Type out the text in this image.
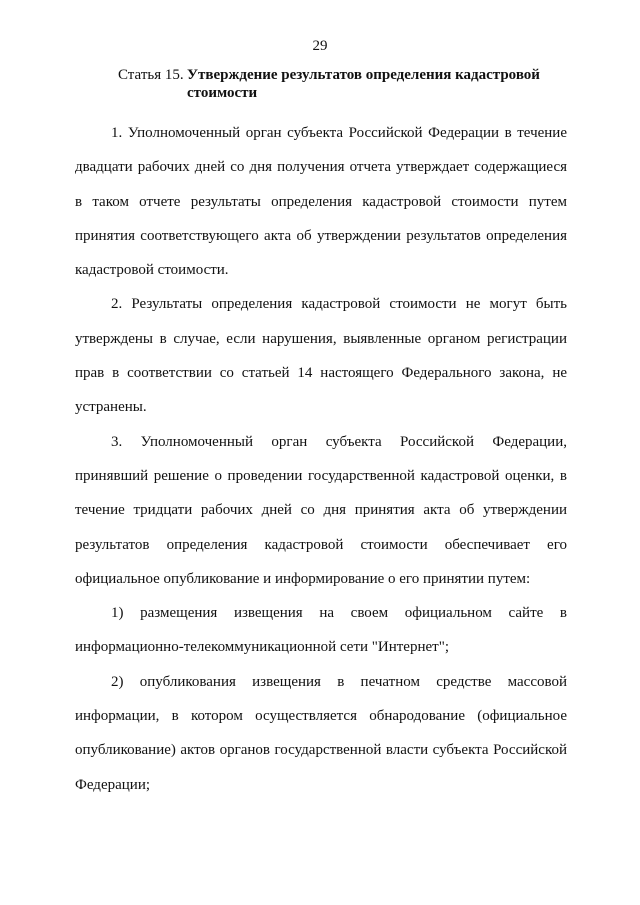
29
Статья 15. Утверждение результатов определения кадастровой стоимости

1. Уполномоченный орган субъекта Российской Федерации в течение двадцати рабочих дней со дня получения отчета утверждает содержащиеся в таком отчете результаты определения кадастровой стоимости путем принятия соответствующего акта об утверждении результатов определения кадастровой стоимости.

2. Результаты определения кадастровой стоимости не могут быть утверждены в случае, если нарушения, выявленные органом регистрации прав в соответствии со статьей 14 настоящего Федерального закона, не устранены.

3. Уполномоченный орган субъекта Российской Федерации, принявший решение о проведении государственной кадастровой оценки, в течение тридцати рабочих дней со дня принятия акта об утверждении результатов определения кадастровой стоимости обеспечивает его официальное опубликование и информирование о его принятии путем:

1) размещения извещения на своем официальном сайте в информационно-телекоммуникационной сети "Интернет";

2) опубликования извещения в печатном средстве массовой информации, в котором осуществляется обнародование (официальное опубликование) актов органов государственной власти субъекта Российской Федерации;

⁂

WHAT YOU WILL DO: All the records above need to be given again word for word. Skip the pictures.

SOLUTION FOR THIS EXERCISE:
Type out the text in this image.
29
Статья 15. Утверждение результатов определения кадастровой стоимости

1. Уполномоченный орган субъекта Российской Федерации в течение двадцати рабочих дней со дня получения отчета утверждает содержащиеся в таком отчете результаты определения кадастровой стоимости путем принятия соответствующего акта об утверждении результатов определения кадастровой стоимости.

2. Результаты определения кадастровой стоимости не могут быть утверждены в случае, если нарушения, выявленные органом регистрации прав в соответствии со статьей 14 настоящего Федерального закона, не устранены.

3. Уполномоченный орган субъекта Российской Федерации, принявший решение о проведении государственной кадастровой оценки, в течение тридцати рабочих дней со дня принятия акта об утверждении результатов определения кадастровой стоимости обеспечивает его официальное опубликование и информирование о его принятии путем:

1) размещения извещения на своем официальном сайте в информационно-телекоммуникационной сети "Интернет";

2) опубликования извещения в печатном средстве массовой информации, в котором осуществляется обнародование (официальное опубликование) актов органов государственной власти субъекта Российской Федерации;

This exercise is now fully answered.